**Your task**.
Would you return all of this data exactly, leaving nothing out?

**** Dataset extract

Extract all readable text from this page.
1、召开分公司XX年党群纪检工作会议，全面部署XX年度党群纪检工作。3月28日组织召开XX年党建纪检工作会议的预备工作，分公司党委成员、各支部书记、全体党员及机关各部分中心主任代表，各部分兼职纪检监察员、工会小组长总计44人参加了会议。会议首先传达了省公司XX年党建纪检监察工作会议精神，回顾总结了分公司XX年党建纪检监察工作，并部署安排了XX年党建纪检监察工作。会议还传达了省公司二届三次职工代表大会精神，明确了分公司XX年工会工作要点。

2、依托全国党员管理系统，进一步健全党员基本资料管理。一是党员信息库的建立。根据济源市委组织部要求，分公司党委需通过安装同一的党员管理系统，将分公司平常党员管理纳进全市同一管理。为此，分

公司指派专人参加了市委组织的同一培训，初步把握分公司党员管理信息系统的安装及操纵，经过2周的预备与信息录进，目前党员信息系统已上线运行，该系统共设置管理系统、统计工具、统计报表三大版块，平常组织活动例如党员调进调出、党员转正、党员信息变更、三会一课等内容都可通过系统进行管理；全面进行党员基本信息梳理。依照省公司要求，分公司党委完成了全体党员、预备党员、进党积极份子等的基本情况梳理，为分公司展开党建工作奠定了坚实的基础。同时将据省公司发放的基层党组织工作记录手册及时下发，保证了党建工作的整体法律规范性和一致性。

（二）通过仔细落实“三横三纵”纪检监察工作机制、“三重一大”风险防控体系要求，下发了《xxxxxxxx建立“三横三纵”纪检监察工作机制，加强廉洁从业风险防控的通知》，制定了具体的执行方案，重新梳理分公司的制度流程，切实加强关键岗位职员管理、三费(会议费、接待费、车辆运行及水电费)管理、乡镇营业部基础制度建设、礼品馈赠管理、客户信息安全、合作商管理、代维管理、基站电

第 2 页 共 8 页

********

**Reply**.
Extract all readable text from this page.
1、召开分公司XX年党群纪检工作会议，全面部署XX年度党群纪检工作。3月28日组织召开XX年党建纪检工作会议的预备工作，分公司党委成员、各支部书记、全体党员及机关各部分中心主任代表，各部分兼职纪检监察员、工会小组长总计44人参加了会议。会议首先传达了省公司XX年党建纪检监察工作会议精神，回顾总结了分公司XX年党建纪检监察工作，并部署安排了XX年党建纪检监察工作。会议还传达了省公司二届三次职工代表大会精神，明确了分公司XX年工会工作要点。

2、依托全国党员管理系统，进一步健全党员基本资料管理。一是党员信息库的建立。根据济源市委组织部要求，分公司党委需通过安装同一的党员管理系统，将分公司平常党员管理纳进全市同一管理。为此，分

公司指派专人参加了市委组织的同一培训，初步把握分公司党员管理信息系统的安装及操纵，经过2周的预备与信息录进，目前党员信息系统已上线运行，该系统共设置管理系统、统计工具、统计报表三大版块，平常组织活动例如党员调进调出、党员转正、党员信息变更、三会一课等内容都可通过系统进行管理；全面进行党员基本信息梳理。依照省公司要求，分公司党委完成了全体党员、预备党员、进党积极份子等的基本情况梳理，为分公司展开党建工作奠定了坚实的基础。同时将据省公司发放的基层党组织工作记录手册及时下发，保证了党建工作的整体法律规范性和一致性。

（二）通过仔细落实“三横三纵”纪检监察工作机制、“三重一大”风险防控体系要求，下发了《xxxxxxxx建立“三横三纵”纪检监察工作机制，加强廉洁从业风险防控的通知》，制定了具体的执行方案，重新梳理分公司的制度流程，切实加强关键岗位职员管理、三费(会议费、接待费、车辆运行及水电费)管理、乡镇营业部基础制度建设、礼品馈赠管理、客户信息安全、合作商管理、代维管理、基站电

第 2 页 共 8 页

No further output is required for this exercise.